─── Records provided ───

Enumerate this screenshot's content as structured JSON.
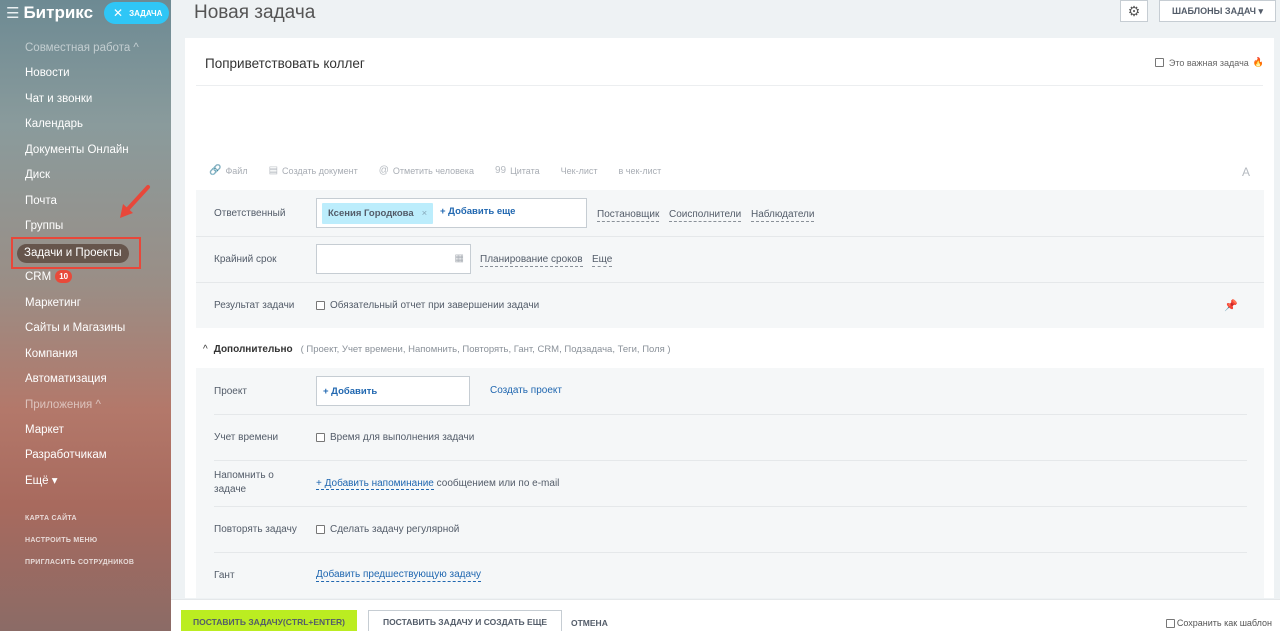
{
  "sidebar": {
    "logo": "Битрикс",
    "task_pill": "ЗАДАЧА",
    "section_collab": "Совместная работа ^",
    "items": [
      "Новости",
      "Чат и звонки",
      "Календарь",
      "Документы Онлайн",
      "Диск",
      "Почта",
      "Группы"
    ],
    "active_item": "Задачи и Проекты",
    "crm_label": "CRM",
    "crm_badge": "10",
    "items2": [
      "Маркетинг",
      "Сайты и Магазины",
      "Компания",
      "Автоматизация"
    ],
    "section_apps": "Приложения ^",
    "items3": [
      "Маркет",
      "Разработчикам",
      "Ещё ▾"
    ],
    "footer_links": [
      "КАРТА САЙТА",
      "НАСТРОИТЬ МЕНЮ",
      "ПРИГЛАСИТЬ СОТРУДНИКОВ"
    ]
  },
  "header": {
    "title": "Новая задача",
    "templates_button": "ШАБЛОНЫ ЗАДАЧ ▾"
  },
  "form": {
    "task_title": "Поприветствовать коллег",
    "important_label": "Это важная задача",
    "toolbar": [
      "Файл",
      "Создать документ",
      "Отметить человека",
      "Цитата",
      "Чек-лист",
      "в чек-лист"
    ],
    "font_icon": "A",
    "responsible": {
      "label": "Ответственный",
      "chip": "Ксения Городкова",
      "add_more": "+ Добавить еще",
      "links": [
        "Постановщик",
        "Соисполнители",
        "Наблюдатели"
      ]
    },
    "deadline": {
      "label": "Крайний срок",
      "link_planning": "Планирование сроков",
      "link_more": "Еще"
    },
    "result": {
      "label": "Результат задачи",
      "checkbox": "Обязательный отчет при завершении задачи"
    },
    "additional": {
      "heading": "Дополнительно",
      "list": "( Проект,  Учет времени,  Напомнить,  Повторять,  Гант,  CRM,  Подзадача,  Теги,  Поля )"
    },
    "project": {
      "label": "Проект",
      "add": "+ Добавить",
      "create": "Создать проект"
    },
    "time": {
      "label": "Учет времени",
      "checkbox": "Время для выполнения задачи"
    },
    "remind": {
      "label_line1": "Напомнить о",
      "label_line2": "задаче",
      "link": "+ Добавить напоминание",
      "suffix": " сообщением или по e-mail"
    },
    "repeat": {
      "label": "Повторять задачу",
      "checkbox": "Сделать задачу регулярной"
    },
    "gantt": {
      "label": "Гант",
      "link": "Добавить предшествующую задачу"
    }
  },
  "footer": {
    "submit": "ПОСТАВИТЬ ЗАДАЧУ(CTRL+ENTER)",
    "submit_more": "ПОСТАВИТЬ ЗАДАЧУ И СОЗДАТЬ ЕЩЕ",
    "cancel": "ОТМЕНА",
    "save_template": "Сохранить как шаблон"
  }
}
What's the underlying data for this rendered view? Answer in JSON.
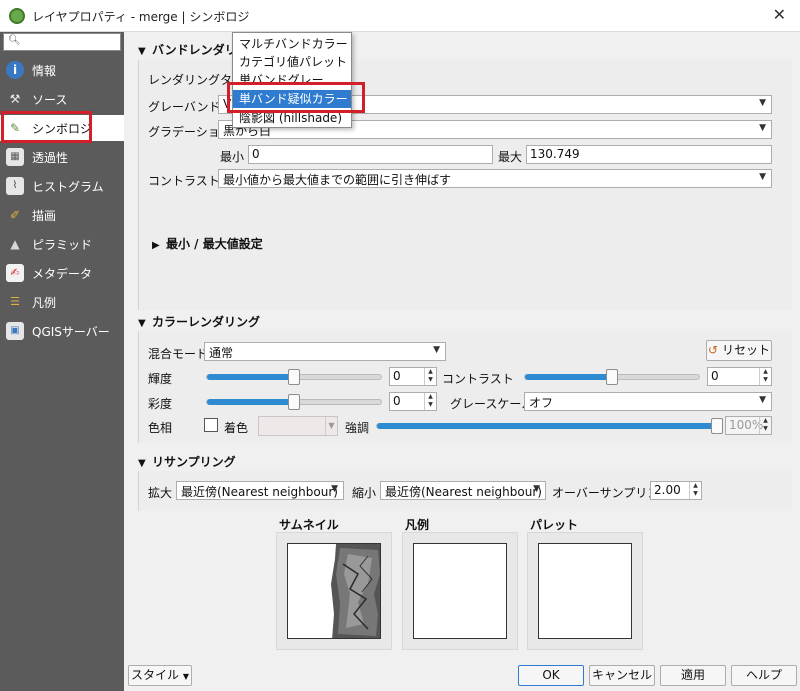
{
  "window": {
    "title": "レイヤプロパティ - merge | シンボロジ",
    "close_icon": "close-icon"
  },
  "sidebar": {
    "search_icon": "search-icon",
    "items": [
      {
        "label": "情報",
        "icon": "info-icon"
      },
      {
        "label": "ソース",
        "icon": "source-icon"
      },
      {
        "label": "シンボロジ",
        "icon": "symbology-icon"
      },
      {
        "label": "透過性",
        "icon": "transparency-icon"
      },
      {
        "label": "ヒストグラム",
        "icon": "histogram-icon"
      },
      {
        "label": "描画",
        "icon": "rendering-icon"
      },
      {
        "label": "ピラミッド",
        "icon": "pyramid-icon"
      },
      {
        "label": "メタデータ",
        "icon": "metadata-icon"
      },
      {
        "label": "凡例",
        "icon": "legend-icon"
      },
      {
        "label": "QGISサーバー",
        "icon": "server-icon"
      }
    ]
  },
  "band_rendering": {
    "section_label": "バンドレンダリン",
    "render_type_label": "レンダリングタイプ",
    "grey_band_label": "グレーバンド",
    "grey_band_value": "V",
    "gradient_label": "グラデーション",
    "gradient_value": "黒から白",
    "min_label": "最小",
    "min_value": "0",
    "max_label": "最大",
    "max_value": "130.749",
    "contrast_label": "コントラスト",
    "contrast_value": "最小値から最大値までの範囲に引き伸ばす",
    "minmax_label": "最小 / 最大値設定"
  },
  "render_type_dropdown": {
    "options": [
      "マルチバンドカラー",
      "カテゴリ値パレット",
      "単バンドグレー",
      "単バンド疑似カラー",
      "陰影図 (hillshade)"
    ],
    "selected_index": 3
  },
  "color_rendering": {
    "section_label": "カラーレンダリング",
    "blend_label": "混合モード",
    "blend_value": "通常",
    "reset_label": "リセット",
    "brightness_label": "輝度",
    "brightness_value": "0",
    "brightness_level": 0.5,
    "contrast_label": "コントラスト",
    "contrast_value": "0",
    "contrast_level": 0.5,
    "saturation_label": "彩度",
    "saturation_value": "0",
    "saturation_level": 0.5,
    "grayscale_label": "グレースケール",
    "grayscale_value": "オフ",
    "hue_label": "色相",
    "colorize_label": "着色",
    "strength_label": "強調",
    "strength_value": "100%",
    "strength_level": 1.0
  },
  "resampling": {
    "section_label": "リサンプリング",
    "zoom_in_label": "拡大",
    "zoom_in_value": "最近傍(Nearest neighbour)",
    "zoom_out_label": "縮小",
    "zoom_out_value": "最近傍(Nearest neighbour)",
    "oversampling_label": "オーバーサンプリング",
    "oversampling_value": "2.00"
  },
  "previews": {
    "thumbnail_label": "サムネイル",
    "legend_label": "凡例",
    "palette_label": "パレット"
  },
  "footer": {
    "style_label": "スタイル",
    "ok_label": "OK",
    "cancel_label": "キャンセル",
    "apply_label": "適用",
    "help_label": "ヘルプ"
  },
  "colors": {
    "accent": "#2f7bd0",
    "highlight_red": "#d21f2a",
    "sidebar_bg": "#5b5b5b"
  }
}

───

Pull out the lines above in which the word "neighbour" appears.

    "zoom_in_value": "最近傍(Nearest neighbour)",
    "zoom_out_value": "最近傍(Nearest neighbour)",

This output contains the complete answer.